* _REQUIRED TASK_: In the entries below, rename "keyword-chip-label" to "chip-text" in the lines starting at the one containing "186, 36, 200]" and ending at the one containing "keywords-help-text: 너무 구체적이거나". Give only those lines, with nothing else changed.

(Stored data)

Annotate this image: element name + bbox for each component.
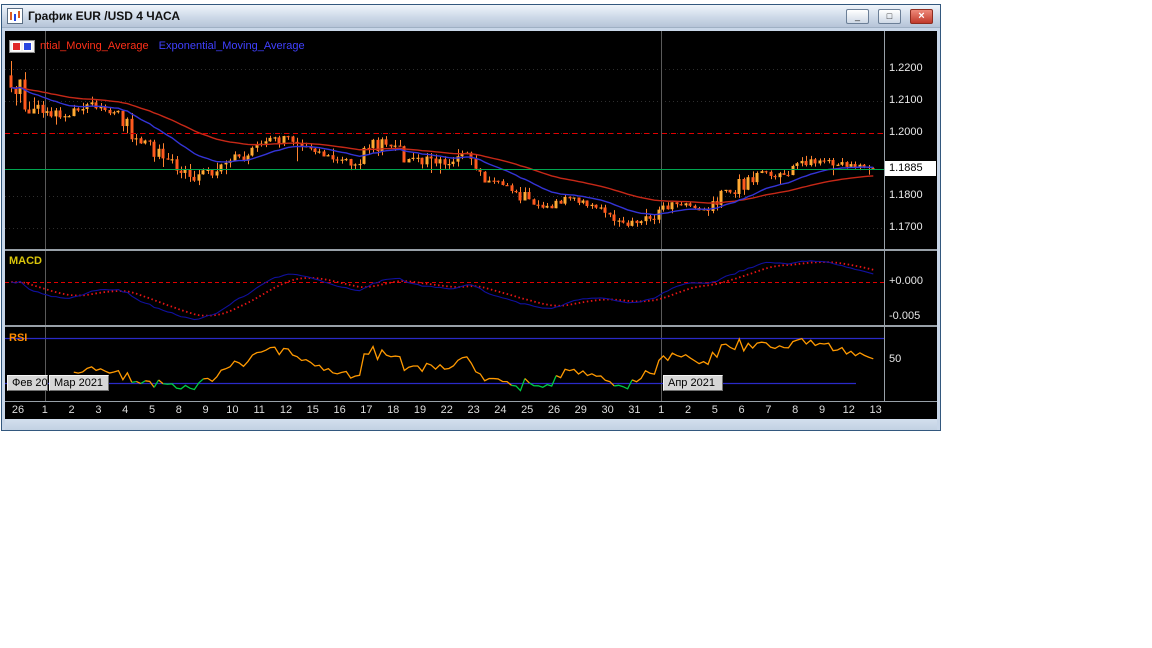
time-axis-label: 5: [711, 404, 718, 416]
price-axis-label: 1.2200: [889, 62, 923, 74]
time-axis-label: 12: [279, 404, 293, 416]
time-axis-label: 16: [333, 404, 346, 416]
price-axis-label: 1.2000: [889, 126, 923, 138]
time-axis-label: 26: [547, 404, 561, 416]
time-axis-label: 19: [413, 404, 427, 416]
time-axis-label: 2: [684, 404, 692, 416]
ema-blue-label: Exponential_Moving_Average: [158, 40, 305, 52]
chart-canvas[interactable]: [5, 31, 937, 419]
time-axis-label: 8: [175, 404, 182, 416]
price-axis-label: 1.1700: [889, 221, 923, 233]
time-axis-label: 31: [628, 404, 641, 416]
time-axis-label: 5: [148, 404, 156, 416]
time-axis-label: 1: [658, 404, 665, 416]
price-axis-label: 1.1800: [889, 189, 923, 201]
month-label-apr: Апр 2021: [663, 375, 723, 391]
maximize-button[interactable]: □: [878, 8, 901, 24]
time-axis-label: 30: [601, 404, 614, 416]
time-axis-label: 13: [869, 404, 882, 416]
time-axis-label: 4: [122, 404, 129, 416]
macd-axis-label: +0.000: [889, 275, 923, 287]
time-axis-label: 18: [387, 404, 400, 416]
minimize-button[interactable]: _: [846, 8, 869, 24]
time-axis-label: 3: [95, 404, 102, 416]
macd-pane-label: MACD: [9, 255, 42, 267]
close-button[interactable]: ×: [910, 8, 933, 24]
chart-area: ntial_Moving_Average Exponential_Moving_…: [5, 31, 937, 419]
month-label-feb: Фев 20: [7, 375, 48, 391]
macd-axis-label: -0.005: [889, 310, 921, 322]
time-axis-label: 25: [521, 404, 534, 416]
time-axis: 26 1 2 3 4 5 8 9 10 11 12 15 16 17 18 19 22 23 24 25 26 29 30 3…: [5, 404, 937, 419]
time-axis-label: 1: [41, 404, 48, 416]
time-axis-label: 7: [765, 404, 772, 416]
blue-indicator-button[interactable]: [23, 41, 32, 51]
current-price-box: 1.1885: [885, 161, 936, 176]
time-axis-label: 8: [792, 404, 799, 416]
time-axis-label: 22: [440, 404, 453, 416]
time-axis-label: 10: [226, 404, 239, 416]
time-axis-label: 12: [842, 404, 855, 416]
time-axis-label: 29: [574, 404, 587, 416]
titlebar[interactable]: График EUR /USD 4 ЧАСА _ □ ×: [2, 5, 940, 28]
rsi-axis-label: 50: [889, 353, 902, 365]
time-axis-label: 9: [818, 404, 826, 416]
desktop: График EUR /USD 4 ЧАСА _ □ × ntial_Movin…: [0, 0, 1152, 648]
red-indicator-button[interactable]: [12, 41, 21, 51]
app-icon: [7, 8, 23, 24]
time-axis-label: 15: [306, 404, 319, 416]
window-controls: _ □ ×: [846, 8, 933, 24]
indicator-legend: ntial_Moving_Average Exponential_Moving_…: [9, 38, 305, 54]
ema-red-label: ntial_Moving_Average: [40, 40, 149, 52]
time-axis-label: 24: [494, 404, 507, 416]
status-strip: [5, 419, 937, 430]
time-axis-label: 11: [253, 404, 265, 416]
indicator-buttons: [9, 39, 35, 53]
price-axis-label: 1.2100: [889, 94, 923, 106]
time-axis-label: 26: [11, 404, 25, 416]
time-axis-label: 9: [202, 404, 209, 416]
time-axis-label: 23: [467, 404, 480, 416]
window-title: График EUR /USD 4 ЧАСА: [28, 9, 181, 23]
chart-window: График EUR /USD 4 ЧАСА _ □ × ntial_Movin…: [1, 4, 941, 431]
month-label-mar: Мар 2021: [49, 375, 109, 391]
rsi-pane-label: RSI: [9, 332, 28, 344]
time-axis-label: 2: [68, 404, 75, 416]
time-axis-label: 6: [738, 404, 745, 416]
time-axis-label: 17: [360, 404, 373, 416]
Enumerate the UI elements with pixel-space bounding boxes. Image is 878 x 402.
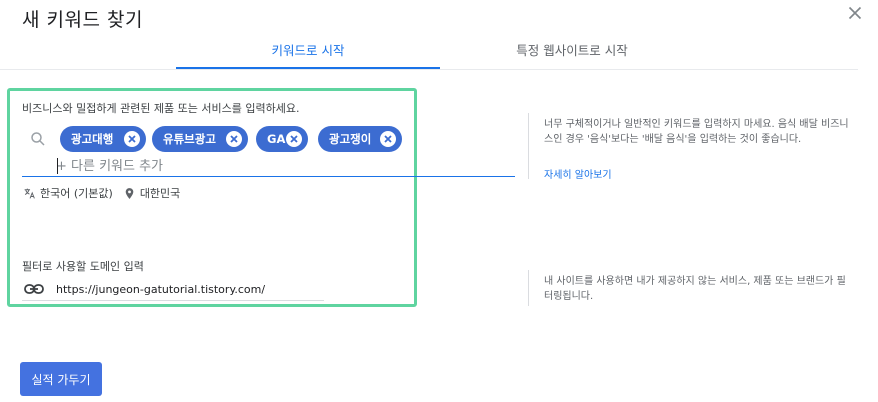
translate-icon	[22, 186, 36, 200]
keyword-chip-label: 광고대행	[71, 132, 114, 146]
keyword-chip-label: 유튜브광고	[163, 132, 216, 146]
keyword-input-underline	[22, 176, 515, 177]
keywords-help-text: 너무 구체적이거나 일반적인 키워드를 입력하지 마세요. 음식 배달 비즈니스…	[544, 119, 849, 145]
keyword-chip-label: GA	[267, 132, 286, 146]
domain-filter-label: 필터로 사용할 도메인 입력	[22, 260, 144, 273]
help-divider	[528, 113, 529, 179]
domain-input[interactable]	[56, 281, 324, 297]
search-icon	[29, 130, 47, 148]
learn-more-link[interactable]: 자세히 알아보기	[544, 166, 612, 181]
keyword-chip[interactable]: 유튜브광고	[152, 126, 248, 152]
location-pin-icon	[123, 186, 137, 200]
domain-help-text: 내 사이트를 사용하면 내가 제공하지 않는 서비스, 제품 또는 브랜드가 필…	[544, 276, 846, 302]
help-divider	[528, 270, 529, 306]
tab-start-with-website[interactable]: 특정 웹사이트로 시작	[440, 40, 704, 59]
language-selector[interactable]: 한국어 (기본값)	[40, 185, 113, 201]
chip-remove-icon[interactable]	[226, 131, 242, 147]
close-icon	[848, 6, 862, 20]
chip-remove-icon[interactable]	[286, 131, 302, 147]
get-results-button[interactable]: 실적 가두기	[20, 362, 102, 396]
keywords-prompt: 비즈니스와 밀접하게 관련된 제품 또는 서비스를 입력하세요.	[22, 102, 300, 115]
keyword-input[interactable]	[56, 156, 356, 176]
chip-remove-icon[interactable]	[380, 131, 396, 147]
close-button[interactable]	[844, 2, 866, 24]
dialog-title: 새 키워드 찾기	[22, 9, 143, 31]
text-caret	[57, 158, 58, 174]
keyword-chip[interactable]: GA	[256, 126, 308, 152]
tab-start-with-keywords[interactable]: 키워드로 시작	[176, 40, 440, 59]
location-selector[interactable]: 대한민국	[140, 185, 180, 201]
keyword-chip-label: 광고쟁이	[329, 132, 372, 146]
keyword-chip[interactable]: 광고대행	[60, 126, 146, 152]
chip-remove-icon[interactable]	[124, 131, 140, 147]
domain-input-underline	[22, 300, 324, 301]
tabs-divider	[0, 69, 858, 70]
link-icon	[24, 281, 44, 295]
keyword-chip[interactable]: 광고쟁이	[318, 126, 402, 152]
tab-bar: 키워드로 시작 특정 웹사이트로 시작	[0, 30, 878, 70]
language-location-row: 한국어 (기본값) 대한민국	[22, 186, 180, 200]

* _ANSWER TO THIS PROBLEM_:
translate-icon	[22, 186, 36, 200]
chip-text: 광고대행	[71, 132, 114, 146]
chip-text: 유튜브광고	[163, 132, 216, 146]
keyword-input-underline	[22, 176, 515, 177]
keywords-help-text: 너무 구체적이거나 일반적인 키워드를 입력하지 마세요. 음식 배달 비즈니스…	[544, 119, 849, 145]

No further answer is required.